> **Exercise instructions**
Omit any picture, and return the remaining data exactly as written.

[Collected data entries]
--
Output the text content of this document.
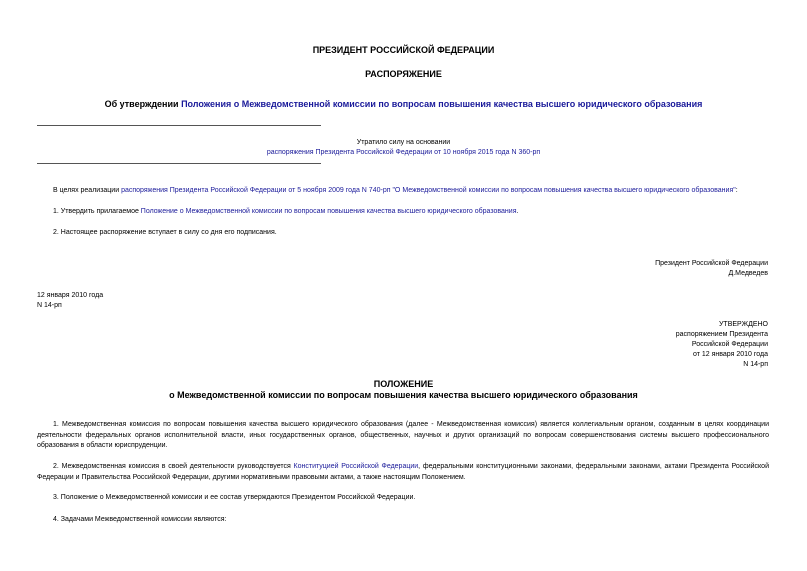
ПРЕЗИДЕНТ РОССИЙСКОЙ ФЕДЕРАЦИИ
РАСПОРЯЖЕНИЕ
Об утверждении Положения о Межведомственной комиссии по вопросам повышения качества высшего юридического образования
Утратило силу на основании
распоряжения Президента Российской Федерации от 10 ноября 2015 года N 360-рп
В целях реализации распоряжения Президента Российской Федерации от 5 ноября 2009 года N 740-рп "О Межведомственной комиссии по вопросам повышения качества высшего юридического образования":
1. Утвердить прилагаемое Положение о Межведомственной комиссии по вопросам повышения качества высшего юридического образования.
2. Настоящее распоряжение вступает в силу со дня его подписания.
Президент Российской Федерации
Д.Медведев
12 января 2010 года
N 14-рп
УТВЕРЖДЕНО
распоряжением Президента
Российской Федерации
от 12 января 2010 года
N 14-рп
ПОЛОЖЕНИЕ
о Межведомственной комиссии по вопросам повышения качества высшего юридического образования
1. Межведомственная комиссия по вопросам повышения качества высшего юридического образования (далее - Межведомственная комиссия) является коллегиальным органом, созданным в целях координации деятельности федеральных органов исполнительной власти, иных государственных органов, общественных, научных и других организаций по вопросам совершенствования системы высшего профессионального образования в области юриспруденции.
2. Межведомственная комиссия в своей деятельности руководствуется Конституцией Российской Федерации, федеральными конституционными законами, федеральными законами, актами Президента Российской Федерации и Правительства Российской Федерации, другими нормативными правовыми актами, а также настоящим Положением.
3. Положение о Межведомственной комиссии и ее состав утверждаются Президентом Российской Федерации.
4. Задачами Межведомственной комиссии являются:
--
> **Task result**
Output the text content of this document.
ПРЕЗИДЕНТ РОССИЙСКОЙ ФЕДЕРАЦИИ
РАСПОРЯЖЕНИЕ
Об утверждении Положения о Межведомственной комиссии по вопросам повышения качества высшего юридического образования
Утратило силу на основании
распоряжения Президента Российской Федерации от 10 ноября 2015 года N 360-рп
В целях реализации распоряжения Президента Российской Федерации от 5 ноября 2009 года N 740-рп "О Межведомственной комиссии по вопросам повышения качества высшего юридического образования":
1. Утвердить прилагаемое Положение о Межведомственной комиссии по вопросам повышения качества высшего юридического образования.
2. Настоящее распоряжение вступает в силу со дня его подписания.
Президент Российской Федерации
Д.Медведев
12 января 2010 года
N 14-рп
УТВЕРЖДЕНО
распоряжением Президента
Российской Федерации
от 12 января 2010 года
N 14-рп
ПОЛОЖЕНИЕ
о Межведомственной комиссии по вопросам повышения качества высшего юридического образования
1. Межведомственная комиссия по вопросам повышения качества высшего юридического образования (далее - Межведомственная комиссия) является коллегиальным органом, созданным в целях координации деятельности федеральных органов исполнительной власти, иных государственных органов, общественных, научных и других организаций по вопросам совершенствования системы высшего профессионального образования в области юриспруденции.
2. Межведомственная комиссия в своей деятельности руководствуется Конституцией Российской Федерации, федеральными конституционными законами, федеральными законами, актами Президента Российской Федерации и Правительства Российской Федерации, другими нормативными правовыми актами, а также настоящим Положением.
3. Положение о Межведомственной комиссии и ее состав утверждаются Президентом Российской Федерации.
4. Задачами Межведомственной комиссии являются:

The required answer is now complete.